* [STATED GOAL]
Exactly as given, repeat all of the entries.

* [Dataset records]
BEGIN
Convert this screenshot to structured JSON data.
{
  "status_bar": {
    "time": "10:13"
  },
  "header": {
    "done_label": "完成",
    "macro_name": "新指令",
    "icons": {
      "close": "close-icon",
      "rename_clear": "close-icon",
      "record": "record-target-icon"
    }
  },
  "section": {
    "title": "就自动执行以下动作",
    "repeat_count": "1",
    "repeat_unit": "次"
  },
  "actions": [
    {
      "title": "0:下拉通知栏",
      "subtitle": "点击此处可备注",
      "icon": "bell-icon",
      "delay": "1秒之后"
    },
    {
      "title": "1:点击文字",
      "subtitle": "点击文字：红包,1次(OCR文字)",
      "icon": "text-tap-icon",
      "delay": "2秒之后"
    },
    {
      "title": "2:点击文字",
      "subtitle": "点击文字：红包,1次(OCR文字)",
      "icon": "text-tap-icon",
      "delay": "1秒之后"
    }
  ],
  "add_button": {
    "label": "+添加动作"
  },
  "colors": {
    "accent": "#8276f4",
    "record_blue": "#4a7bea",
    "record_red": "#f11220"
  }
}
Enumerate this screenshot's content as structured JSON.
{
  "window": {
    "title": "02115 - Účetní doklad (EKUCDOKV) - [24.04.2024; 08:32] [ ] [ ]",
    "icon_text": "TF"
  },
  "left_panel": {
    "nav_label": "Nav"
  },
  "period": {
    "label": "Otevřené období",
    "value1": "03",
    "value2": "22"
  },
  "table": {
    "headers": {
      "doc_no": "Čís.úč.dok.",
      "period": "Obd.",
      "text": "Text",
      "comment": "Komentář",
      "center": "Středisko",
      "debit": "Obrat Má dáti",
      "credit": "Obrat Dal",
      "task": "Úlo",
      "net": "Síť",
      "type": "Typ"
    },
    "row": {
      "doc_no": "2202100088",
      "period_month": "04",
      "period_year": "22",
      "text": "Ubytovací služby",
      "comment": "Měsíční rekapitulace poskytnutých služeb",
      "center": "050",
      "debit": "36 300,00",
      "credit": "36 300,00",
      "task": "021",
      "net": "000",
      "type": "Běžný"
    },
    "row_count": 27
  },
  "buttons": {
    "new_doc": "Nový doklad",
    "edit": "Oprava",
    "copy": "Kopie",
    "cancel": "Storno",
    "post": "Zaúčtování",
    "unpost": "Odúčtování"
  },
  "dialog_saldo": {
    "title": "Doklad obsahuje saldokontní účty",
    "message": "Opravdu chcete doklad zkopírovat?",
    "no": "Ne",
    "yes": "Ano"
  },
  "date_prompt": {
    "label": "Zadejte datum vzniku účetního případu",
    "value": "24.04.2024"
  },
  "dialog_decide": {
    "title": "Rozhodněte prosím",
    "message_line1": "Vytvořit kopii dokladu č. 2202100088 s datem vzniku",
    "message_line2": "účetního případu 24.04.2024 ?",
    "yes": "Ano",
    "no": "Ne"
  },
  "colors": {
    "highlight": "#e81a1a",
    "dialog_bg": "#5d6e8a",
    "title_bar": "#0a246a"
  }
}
END
* [OUTPUT OF THE TASK]
Convert this screenshot to structured JSON data.
{
  "status_bar": {
    "time": "10:13"
  },
  "header": {
    "done_label": "完成",
    "macro_name": "新指令",
    "icons": {
      "close": "close-icon",
      "rename_clear": "close-icon",
      "record": "record-target-icon"
    }
  },
  "section": {
    "title": "就自动执行以下动作",
    "repeat_count": "1",
    "repeat_unit": "次"
  },
  "actions": [
    {
      "title": "0:下拉通知栏",
      "subtitle": "点击此处可备注",
      "icon": "bell-icon",
      "delay": "1秒之后"
    },
    {
      "title": "1:点击文字",
      "subtitle": "点击文字：红包,1次(OCR文字)",
      "icon": "text-tap-icon",
      "delay": "2秒之后"
    },
    {
      "title": "2:点击文字",
      "subtitle": "点击文字：红包,1次(OCR文字)",
      "icon": "text-tap-icon",
      "delay": "1秒之后"
    }
  ],
  "add_button": {
    "label": "+添加动作"
  },
  "colors": {
    "accent": "#8276f4",
    "record_blue": "#4a7bea",
    "record_red": "#f11220"
  }
}
Enumerate this screenshot's content as structured JSON.
{
  "window": {
    "title": "02115 - Účetní doklad (EKUCDOKV) - [24.04.2024; 08:32] [ ] [ ]",
    "icon_text": "TF"
  },
  "left_panel": {
    "nav_label": "Nav"
  },
  "period": {
    "label": "Otevřené období",
    "value1": "03",
    "value2": "22"
  },
  "table": {
    "headers": {
      "doc_no": "Čís.úč.dok.",
      "period": "Obd.",
      "text": "Text",
      "comment": "Komentář",
      "center": "Středisko",
      "debit": "Obrat Má dáti",
      "credit": "Obrat Dal",
      "task": "Úlo",
      "net": "Síť",
      "type": "Typ"
    },
    "row": {
      "doc_no": "2202100088",
      "period_month": "04",
      "period_year": "22",
      "text": "Ubytovací služby",
      "comment": "Měsíční rekapitulace poskytnutých služeb",
      "center": "050",
      "debit": "36 300,00",
      "credit": "36 300,00",
      "task": "021",
      "net": "000",
      "type": "Běžný"
    },
    "row_count": 27
  },
  "buttons": {
    "new_doc": "Nový doklad",
    "edit": "Oprava",
    "copy": "Kopie",
    "cancel": "Storno",
    "post": "Zaúčtování",
    "unpost": "Odúčtování"
  },
  "dialog_saldo": {
    "title": "Doklad obsahuje saldokontní účty",
    "message": "Opravdu chcete doklad zkopírovat?",
    "no": "Ne",
    "yes": "Ano"
  },
  "date_prompt": {
    "label": "Zadejte datum vzniku účetního případu",
    "value": "24.04.2024"
  },
  "dialog_decide": {
    "title": "Rozhodněte prosím",
    "message_line1": "Vytvořit kopii dokladu č. 2202100088 s datem vzniku",
    "message_line2": "účetního případu 24.04.2024 ?",
    "yes": "Ano",
    "no": "Ne"
  },
  "colors": {
    "highlight": "#e81a1a",
    "dialog_bg": "#5d6e8a",
    "title_bar": "#0a246a"
  }
}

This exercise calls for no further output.